[start of EXERCISE DATA]

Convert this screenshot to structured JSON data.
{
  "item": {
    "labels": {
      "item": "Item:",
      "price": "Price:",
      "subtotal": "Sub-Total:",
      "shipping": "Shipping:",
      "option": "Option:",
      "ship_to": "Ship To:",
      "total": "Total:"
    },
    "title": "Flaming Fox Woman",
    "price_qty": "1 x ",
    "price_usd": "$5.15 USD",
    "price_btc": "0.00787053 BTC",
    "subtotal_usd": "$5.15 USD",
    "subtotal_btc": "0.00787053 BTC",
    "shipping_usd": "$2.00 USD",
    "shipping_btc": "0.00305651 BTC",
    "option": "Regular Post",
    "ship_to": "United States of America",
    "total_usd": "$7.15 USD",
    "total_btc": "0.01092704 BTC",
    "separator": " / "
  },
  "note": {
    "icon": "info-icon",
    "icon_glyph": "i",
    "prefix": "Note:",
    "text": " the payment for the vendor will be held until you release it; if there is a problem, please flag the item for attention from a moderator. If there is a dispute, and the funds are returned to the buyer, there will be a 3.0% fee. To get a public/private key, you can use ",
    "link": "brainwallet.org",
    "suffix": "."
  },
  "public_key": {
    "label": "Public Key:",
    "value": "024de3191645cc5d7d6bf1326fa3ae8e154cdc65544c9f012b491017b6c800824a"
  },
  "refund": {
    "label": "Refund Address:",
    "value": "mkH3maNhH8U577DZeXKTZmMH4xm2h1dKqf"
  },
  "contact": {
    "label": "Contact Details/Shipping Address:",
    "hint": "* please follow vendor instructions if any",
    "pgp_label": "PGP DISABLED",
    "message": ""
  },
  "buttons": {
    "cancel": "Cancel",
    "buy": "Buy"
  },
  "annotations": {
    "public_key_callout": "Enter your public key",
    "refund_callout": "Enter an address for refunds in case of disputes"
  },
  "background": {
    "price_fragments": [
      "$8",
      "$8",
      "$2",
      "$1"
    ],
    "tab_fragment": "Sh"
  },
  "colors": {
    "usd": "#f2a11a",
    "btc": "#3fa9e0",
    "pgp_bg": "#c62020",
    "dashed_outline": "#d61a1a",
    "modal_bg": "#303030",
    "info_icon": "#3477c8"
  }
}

[end of EXERCISE DATA]

Reproduce the material verbatim, line by line.

Convert this screenshot to structured JSON data.
{
  "item": {
    "labels": {
      "item": "Item:",
      "price": "Price:",
      "subtotal": "Sub-Total:",
      "shipping": "Shipping:",
      "option": "Option:",
      "ship_to": "Ship To:",
      "total": "Total:"
    },
    "title": "Flaming Fox Woman",
    "price_qty": "1 x ",
    "price_usd": "$5.15 USD",
    "price_btc": "0.00787053 BTC",
    "subtotal_usd": "$5.15 USD",
    "subtotal_btc": "0.00787053 BTC",
    "shipping_usd": "$2.00 USD",
    "shipping_btc": "0.00305651 BTC",
    "option": "Regular Post",
    "ship_to": "United States of America",
    "total_usd": "$7.15 USD",
    "total_btc": "0.01092704 BTC",
    "separator": " / "
  },
  "note": {
    "icon": "info-icon",
    "icon_glyph": "i",
    "prefix": "Note:",
    "text": " the payment for the vendor will be held until you release it; if there is a problem, please flag the item for attention from a moderator. If there is a dispute, and the funds are returned to the buyer, there will be a 3.0% fee. To get a public/private key, you can use ",
    "link": "brainwallet.org",
    "suffix": "."
  },
  "public_key": {
    "label": "Public Key:",
    "value": "024de3191645cc5d7d6bf1326fa3ae8e154cdc65544c9f012b491017b6c800824a"
  },
  "refund": {
    "label": "Refund Address:",
    "value": "mkH3maNhH8U577DZeXKTZmMH4xm2h1dKqf"
  },
  "contact": {
    "label": "Contact Details/Shipping Address:",
    "hint": "* please follow vendor instructions if any",
    "pgp_label": "PGP DISABLED",
    "message": ""
  },
  "buttons": {
    "cancel": "Cancel",
    "buy": "Buy"
  },
  "annotations": {
    "public_key_callout": "Enter your public key",
    "refund_callout": "Enter an address for refunds in case of disputes"
  },
  "background": {
    "price_fragments": [
      "$8",
      "$8",
      "$2",
      "$1"
    ],
    "tab_fragment": "Sh"
  },
  "colors": {
    "usd": "#f2a11a",
    "btc": "#3fa9e0",
    "pgp_bg": "#c62020",
    "dashed_outline": "#d61a1a",
    "modal_bg": "#303030",
    "info_icon": "#3477c8"
  }
}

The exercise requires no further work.